* **Document segment**
MusicMusic Features

8-Bit Bangers: These NES Soundtracks Are Bit Brigade’s Bread and Butter

Athens’ one and only video game speedrun cover band Bit Brigade will wrap up its current tour—before starting another cross-country trek in October—with a show at the Caledonia on Saturday. The group’s basic concept is that it performs a Nintendo Entertainment System (NES)-era video game soundtrack while member Noah McCarthy plays the game itself, which is projected onto a screen behind the band. (This weekend, the group tackles both “Contra” and “Metroid.”) Though Flagpole has frequently written about and celebrated Bit Brigade’s live show, we’ve never done a deep dive into the games behind the music. This week, we take a closer look at six titles Bit Brigade has performed, with thoughts on why their soundtracks have endured long after their initial release. Consider this your back-to-school gaming list. 


Release: 1986
Composer: Hirokazu Tanaka
Highlight: “Kraid’s Lair”

Considered by many to be the shining jewel of video game music from the NES era, the “Metroid” soundtrack is as haunting as it is beautiful. Tanaka’s restrained, slow-paced compositions perfectly encapsulate the isolation of the game’s iconic protagonist, Samus Aran, as she explores the hostile environment that is planet Zebes. Bit Brigade’s take reimagines the sparse ambience of the game into a rock-club-appropriate doom-metal package.


Release: 1987
Composers: Kazuki Muraoka, Hidenori Maezawa, Kiyohiro Sada
Highlight: “Snow Field Theme”

The “Contra” soundtrack is a direct reflection of the game’s 1980s action movie aesthetic. Many of the tracks sound like direct rips from film composer James Horner’s Commando score, which feels pretty fitting for a game about two Marines taking down an army of aliens who have invaded the Amazon. “Contra” marked Bit Brigade’s first foray into soundtracking speedruns, and remains a mainstay of its live sets.

* **Supplied information**
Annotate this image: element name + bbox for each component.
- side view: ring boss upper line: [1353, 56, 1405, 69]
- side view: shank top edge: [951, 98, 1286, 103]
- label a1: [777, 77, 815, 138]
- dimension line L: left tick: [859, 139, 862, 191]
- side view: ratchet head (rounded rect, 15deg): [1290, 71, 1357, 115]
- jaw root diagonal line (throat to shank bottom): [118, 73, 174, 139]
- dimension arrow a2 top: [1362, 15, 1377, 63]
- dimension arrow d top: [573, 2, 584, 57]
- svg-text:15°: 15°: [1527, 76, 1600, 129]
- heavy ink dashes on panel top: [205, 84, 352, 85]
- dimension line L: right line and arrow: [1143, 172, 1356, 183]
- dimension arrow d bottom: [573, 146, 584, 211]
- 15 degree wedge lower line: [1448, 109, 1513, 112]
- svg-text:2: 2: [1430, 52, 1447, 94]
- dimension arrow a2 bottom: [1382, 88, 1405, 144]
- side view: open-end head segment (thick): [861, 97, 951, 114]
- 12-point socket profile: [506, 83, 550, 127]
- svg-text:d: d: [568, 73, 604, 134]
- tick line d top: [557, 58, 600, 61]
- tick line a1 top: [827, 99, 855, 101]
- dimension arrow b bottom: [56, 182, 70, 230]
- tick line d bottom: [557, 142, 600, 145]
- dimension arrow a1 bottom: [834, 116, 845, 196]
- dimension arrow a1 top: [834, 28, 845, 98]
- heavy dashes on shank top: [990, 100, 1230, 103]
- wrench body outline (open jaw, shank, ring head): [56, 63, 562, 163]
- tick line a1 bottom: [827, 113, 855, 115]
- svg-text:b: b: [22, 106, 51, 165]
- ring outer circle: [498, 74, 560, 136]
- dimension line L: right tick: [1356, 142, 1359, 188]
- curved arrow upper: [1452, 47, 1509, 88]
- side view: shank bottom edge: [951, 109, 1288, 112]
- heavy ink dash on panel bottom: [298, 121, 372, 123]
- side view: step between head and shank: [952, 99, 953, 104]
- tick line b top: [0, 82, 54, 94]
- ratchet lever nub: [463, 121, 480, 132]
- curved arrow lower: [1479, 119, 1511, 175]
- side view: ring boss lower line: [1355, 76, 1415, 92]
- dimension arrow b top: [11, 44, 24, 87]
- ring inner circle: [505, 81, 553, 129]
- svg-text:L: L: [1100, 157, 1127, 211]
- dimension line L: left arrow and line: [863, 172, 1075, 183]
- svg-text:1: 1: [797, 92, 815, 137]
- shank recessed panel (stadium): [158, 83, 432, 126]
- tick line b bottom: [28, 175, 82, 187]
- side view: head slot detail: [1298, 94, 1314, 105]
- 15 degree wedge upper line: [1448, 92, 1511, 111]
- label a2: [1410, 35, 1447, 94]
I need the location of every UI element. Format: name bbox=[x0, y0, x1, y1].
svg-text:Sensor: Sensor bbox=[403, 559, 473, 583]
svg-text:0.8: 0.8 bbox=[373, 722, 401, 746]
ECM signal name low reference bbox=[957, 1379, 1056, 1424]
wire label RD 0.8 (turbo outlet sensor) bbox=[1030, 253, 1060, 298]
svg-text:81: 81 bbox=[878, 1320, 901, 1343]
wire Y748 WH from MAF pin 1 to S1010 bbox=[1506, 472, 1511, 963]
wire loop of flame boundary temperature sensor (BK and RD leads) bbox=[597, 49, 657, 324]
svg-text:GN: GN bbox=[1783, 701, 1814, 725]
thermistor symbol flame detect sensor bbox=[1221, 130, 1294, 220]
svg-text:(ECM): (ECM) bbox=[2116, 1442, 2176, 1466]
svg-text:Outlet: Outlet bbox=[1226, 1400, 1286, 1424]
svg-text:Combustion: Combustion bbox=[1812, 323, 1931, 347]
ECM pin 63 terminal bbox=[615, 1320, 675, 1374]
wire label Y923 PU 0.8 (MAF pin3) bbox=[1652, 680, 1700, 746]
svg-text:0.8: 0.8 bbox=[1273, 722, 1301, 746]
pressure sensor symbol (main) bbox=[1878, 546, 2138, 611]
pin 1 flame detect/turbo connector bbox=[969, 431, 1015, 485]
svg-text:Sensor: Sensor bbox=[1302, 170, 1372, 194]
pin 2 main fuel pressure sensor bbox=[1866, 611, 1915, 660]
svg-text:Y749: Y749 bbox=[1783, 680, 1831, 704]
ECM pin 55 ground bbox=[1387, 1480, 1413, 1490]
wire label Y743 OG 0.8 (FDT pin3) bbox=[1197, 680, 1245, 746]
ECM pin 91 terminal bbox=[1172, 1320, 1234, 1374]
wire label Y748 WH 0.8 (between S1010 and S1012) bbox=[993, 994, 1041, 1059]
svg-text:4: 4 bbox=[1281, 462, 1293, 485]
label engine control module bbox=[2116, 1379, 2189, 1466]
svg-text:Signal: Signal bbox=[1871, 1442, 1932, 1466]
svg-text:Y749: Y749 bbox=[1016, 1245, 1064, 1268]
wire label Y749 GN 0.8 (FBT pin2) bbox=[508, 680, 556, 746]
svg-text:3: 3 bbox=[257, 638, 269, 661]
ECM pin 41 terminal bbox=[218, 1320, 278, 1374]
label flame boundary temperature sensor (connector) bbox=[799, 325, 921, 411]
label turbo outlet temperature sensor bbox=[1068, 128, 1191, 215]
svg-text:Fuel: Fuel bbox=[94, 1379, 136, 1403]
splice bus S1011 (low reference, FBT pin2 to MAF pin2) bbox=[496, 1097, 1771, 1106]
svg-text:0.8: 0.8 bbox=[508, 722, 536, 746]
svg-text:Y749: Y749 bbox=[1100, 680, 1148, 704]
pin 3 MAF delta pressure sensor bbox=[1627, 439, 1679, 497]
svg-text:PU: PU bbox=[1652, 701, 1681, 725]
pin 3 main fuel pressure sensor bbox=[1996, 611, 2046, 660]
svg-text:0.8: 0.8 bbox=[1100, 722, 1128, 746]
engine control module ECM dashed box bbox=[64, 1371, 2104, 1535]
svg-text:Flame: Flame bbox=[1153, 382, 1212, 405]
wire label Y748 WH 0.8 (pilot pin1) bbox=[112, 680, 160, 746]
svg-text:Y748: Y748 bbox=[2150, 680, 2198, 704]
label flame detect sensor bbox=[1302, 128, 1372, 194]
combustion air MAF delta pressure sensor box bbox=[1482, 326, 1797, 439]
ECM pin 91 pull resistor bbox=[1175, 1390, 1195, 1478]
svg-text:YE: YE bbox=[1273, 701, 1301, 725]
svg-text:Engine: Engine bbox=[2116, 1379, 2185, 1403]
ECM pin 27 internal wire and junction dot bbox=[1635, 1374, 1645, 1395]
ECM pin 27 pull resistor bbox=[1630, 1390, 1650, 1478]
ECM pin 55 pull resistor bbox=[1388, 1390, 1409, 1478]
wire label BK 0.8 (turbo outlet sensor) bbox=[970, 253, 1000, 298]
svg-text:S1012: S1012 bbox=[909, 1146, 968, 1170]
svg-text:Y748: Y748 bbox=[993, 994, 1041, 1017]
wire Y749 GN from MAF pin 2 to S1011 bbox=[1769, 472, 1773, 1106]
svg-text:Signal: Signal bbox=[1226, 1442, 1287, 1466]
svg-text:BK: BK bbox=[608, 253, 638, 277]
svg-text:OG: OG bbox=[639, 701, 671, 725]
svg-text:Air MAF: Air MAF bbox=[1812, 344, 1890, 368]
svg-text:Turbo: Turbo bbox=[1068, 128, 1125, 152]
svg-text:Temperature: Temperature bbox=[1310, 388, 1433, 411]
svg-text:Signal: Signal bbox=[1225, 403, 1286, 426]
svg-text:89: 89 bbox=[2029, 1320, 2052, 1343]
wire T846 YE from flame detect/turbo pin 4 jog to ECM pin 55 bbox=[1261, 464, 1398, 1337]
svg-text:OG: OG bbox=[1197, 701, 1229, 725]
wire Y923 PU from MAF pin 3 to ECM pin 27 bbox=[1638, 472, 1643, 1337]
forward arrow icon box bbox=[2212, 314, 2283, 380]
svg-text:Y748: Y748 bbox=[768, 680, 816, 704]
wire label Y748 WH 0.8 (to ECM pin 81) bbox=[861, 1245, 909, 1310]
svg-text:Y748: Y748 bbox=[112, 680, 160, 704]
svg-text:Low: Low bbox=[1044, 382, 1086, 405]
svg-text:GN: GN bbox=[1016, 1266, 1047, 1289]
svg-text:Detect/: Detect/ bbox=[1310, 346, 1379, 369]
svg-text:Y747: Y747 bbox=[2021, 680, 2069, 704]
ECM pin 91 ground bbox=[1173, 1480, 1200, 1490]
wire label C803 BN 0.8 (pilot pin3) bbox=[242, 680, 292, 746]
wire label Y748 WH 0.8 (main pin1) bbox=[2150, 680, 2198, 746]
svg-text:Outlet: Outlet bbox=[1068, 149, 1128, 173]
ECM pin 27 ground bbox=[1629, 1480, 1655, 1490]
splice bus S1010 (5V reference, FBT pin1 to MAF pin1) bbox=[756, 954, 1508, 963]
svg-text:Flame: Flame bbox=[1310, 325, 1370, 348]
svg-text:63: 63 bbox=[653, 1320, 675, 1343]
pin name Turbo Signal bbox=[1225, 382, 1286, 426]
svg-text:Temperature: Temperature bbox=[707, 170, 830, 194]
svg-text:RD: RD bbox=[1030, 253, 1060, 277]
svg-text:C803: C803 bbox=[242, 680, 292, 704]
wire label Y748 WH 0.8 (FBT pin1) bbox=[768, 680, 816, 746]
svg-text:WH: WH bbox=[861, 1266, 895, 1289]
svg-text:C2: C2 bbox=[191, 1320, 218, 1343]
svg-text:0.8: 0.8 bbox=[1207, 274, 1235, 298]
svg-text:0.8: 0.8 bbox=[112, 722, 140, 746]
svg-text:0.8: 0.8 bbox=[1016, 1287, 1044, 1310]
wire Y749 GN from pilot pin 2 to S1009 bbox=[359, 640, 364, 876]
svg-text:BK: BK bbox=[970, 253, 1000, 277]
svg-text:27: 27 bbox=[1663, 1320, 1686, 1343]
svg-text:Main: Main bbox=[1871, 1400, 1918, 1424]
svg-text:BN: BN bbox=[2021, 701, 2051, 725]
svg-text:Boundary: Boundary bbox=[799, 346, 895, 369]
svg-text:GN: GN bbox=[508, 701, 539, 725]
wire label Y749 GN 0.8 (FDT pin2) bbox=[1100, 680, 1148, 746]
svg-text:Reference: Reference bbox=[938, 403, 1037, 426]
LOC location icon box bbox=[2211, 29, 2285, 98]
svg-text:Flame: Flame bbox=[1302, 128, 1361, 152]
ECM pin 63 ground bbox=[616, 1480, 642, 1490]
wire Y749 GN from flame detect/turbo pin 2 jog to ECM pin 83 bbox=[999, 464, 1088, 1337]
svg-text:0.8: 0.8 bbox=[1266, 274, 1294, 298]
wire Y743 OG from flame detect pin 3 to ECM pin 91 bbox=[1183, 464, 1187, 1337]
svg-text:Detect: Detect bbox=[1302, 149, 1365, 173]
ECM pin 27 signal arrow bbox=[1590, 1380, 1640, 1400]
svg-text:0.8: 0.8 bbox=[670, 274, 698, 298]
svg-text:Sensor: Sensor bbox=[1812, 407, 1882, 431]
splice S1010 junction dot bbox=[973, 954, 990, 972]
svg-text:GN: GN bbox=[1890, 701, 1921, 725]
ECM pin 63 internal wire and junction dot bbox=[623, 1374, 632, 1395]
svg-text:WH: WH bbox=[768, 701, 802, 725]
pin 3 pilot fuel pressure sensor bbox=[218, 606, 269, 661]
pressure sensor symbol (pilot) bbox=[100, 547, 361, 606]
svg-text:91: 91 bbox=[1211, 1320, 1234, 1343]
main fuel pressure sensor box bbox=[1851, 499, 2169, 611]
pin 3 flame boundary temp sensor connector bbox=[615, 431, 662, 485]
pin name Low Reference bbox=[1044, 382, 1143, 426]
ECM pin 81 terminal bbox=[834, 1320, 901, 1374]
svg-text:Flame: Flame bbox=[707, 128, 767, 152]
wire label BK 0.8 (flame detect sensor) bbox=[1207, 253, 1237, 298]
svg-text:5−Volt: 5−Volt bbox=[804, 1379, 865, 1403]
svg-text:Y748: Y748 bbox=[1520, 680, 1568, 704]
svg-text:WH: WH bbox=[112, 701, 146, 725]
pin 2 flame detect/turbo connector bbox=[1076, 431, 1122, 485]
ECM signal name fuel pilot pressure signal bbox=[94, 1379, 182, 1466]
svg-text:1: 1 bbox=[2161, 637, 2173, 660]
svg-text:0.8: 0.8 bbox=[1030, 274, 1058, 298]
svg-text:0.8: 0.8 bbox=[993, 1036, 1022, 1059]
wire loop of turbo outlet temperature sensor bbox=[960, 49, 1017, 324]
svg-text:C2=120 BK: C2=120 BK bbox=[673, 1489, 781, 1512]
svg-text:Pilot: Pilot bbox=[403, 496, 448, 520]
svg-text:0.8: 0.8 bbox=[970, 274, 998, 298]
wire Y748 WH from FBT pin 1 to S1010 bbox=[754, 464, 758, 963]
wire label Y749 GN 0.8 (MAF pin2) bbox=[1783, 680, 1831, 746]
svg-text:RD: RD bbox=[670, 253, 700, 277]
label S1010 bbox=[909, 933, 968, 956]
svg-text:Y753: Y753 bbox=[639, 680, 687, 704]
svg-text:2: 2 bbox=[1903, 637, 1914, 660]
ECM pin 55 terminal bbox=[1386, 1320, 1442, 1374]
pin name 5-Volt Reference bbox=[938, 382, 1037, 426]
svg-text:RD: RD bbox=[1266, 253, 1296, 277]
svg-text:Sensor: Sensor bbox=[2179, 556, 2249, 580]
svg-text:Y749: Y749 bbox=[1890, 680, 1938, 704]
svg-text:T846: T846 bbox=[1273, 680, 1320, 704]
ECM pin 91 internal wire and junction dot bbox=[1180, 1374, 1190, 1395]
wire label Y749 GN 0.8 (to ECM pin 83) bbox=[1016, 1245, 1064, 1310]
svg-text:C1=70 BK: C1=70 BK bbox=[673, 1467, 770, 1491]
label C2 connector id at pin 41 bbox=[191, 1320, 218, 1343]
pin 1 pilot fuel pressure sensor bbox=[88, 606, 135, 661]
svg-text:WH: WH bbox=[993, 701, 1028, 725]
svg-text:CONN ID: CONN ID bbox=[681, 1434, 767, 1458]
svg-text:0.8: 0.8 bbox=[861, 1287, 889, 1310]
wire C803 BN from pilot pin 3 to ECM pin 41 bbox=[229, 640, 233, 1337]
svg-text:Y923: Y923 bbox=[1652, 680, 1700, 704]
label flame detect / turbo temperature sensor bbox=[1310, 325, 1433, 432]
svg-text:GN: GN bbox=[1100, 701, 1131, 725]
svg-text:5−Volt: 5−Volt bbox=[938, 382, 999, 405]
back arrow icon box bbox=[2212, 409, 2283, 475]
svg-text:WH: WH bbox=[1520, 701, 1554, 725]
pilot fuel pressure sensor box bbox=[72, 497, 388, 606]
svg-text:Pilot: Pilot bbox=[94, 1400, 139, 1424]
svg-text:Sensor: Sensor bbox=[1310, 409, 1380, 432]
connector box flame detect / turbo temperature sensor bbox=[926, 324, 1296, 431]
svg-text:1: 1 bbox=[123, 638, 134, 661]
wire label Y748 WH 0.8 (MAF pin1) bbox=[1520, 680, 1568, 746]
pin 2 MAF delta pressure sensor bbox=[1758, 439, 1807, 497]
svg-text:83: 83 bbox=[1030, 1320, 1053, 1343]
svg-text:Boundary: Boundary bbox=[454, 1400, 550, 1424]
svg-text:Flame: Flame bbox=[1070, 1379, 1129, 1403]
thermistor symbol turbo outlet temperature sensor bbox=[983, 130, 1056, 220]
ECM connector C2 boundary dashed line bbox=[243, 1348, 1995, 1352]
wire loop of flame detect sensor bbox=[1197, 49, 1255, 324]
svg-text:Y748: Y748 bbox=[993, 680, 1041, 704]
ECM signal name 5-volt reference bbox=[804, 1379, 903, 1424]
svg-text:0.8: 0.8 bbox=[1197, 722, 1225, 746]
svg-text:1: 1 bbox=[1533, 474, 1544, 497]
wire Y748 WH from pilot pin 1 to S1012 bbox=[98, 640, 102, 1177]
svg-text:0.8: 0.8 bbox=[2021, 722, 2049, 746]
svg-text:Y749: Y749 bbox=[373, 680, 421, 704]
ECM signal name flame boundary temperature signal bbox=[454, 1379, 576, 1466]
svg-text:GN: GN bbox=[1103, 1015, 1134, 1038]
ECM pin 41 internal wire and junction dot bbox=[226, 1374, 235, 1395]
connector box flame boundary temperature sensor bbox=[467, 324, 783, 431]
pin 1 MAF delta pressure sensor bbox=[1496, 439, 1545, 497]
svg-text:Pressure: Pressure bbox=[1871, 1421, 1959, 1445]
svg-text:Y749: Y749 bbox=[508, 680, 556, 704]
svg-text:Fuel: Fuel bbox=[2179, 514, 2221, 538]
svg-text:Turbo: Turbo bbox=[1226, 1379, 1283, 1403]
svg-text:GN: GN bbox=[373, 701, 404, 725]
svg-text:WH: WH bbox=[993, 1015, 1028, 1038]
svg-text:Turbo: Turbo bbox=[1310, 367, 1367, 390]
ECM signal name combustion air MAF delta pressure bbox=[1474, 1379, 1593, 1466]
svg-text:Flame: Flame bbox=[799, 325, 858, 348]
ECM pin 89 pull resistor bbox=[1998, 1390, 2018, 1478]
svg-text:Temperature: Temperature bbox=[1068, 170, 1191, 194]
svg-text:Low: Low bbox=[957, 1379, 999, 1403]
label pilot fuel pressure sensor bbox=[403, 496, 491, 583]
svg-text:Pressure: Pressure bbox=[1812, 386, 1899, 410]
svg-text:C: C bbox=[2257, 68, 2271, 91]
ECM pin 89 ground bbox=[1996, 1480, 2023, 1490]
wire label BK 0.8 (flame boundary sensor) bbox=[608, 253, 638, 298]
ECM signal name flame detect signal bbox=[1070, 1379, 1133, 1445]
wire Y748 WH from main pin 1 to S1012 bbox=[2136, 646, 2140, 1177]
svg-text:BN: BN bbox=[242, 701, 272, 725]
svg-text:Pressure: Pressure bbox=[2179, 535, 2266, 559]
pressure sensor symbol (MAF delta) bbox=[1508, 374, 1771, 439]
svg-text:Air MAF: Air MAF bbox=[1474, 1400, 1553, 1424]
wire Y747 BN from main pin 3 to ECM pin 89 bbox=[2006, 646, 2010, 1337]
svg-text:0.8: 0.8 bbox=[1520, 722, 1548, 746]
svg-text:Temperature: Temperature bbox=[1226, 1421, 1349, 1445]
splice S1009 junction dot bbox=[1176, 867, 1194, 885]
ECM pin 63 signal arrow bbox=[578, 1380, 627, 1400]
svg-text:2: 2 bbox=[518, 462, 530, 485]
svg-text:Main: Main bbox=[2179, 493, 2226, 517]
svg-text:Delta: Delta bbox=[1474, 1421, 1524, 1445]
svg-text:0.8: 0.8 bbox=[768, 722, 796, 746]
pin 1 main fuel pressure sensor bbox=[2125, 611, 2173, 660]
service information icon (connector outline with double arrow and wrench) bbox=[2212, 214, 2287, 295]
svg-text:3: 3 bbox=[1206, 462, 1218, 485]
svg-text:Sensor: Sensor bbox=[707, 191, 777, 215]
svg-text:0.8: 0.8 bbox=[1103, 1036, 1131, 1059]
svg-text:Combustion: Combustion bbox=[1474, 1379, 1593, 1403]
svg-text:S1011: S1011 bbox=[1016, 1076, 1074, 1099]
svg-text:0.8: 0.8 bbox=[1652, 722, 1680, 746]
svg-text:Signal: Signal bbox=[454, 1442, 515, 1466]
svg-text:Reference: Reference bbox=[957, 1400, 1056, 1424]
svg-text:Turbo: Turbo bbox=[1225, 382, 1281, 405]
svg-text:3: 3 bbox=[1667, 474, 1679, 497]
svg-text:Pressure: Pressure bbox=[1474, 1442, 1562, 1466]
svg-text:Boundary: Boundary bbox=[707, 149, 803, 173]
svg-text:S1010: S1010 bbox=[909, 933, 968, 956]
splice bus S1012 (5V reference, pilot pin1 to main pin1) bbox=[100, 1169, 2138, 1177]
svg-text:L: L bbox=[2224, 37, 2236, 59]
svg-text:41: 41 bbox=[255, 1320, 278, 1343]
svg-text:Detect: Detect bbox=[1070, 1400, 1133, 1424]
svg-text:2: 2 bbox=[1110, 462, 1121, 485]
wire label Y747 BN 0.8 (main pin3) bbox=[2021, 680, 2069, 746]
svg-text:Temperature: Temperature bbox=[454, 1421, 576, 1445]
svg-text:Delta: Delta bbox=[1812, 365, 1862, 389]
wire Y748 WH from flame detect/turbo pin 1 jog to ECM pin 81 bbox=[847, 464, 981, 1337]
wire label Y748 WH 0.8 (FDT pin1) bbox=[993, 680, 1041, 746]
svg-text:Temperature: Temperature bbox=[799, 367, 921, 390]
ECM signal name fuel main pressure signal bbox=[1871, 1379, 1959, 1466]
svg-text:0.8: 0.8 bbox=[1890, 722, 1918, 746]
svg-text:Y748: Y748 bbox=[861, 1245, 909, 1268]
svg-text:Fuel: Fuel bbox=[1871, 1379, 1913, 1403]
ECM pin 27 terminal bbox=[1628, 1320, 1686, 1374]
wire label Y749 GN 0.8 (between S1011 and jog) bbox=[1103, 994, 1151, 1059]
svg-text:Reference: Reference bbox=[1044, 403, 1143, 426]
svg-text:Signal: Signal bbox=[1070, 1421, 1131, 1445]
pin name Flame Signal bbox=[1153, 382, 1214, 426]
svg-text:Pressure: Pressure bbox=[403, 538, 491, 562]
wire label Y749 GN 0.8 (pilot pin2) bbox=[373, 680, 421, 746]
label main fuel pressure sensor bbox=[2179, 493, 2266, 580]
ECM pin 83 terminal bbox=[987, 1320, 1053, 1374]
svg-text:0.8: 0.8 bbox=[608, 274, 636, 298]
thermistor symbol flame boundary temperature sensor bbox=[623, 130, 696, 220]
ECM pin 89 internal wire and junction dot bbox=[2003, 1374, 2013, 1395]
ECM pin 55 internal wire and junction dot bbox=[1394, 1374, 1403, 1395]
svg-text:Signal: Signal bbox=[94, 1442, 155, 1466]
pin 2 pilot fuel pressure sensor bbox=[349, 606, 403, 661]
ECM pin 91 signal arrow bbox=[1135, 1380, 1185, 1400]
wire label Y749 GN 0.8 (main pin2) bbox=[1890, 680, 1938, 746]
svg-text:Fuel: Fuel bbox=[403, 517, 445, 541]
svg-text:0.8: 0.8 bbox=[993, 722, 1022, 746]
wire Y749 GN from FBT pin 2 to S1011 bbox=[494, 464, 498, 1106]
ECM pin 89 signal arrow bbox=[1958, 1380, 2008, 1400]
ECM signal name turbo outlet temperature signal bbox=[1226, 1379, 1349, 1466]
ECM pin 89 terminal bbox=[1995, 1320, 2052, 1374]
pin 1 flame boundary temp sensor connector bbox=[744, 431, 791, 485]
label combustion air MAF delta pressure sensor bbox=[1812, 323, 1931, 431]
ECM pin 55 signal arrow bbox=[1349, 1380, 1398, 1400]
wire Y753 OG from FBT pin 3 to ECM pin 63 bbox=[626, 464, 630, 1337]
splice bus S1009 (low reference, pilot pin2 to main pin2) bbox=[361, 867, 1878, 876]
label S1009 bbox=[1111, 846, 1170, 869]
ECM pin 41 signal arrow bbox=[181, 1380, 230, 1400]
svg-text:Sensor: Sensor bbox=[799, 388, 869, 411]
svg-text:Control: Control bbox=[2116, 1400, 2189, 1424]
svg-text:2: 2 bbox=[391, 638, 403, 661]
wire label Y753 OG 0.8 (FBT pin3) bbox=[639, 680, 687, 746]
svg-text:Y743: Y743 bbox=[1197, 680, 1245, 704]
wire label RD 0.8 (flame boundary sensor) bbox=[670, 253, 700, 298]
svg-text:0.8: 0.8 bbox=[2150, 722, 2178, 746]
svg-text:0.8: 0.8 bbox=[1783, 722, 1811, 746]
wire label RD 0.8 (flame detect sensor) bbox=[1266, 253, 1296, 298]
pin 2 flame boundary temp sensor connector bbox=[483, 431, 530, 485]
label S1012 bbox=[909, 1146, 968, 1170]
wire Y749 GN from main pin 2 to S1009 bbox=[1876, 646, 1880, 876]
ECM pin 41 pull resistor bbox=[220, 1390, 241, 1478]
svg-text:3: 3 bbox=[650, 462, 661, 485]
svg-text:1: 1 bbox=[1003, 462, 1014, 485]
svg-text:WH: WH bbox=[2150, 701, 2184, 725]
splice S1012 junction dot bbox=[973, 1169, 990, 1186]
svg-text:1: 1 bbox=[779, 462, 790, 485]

* **Problem**
Reproduce the passage of the Bit Brigade article that opens with the words containing "Considered by many" and closes with "rock-club-appropriate doom-metal package.". The data comes from a separate source, unrelated to the Bit Brigade article.

* **Answer space**
Considered by many to be the shining jewel of video game music from the NES era, the “Metroid” soundtrack is as haunting as it is beautiful. Tanaka’s restrained, slow-paced compositions perfectly encapsulate the isolation of the game’s iconic protagonist, Samus Aran, as she explores the hostile environment that is planet Zebes. Bit Brigade’s take reimagines the sparse ambience of the game into a rock-club-appropriate doom-metal package.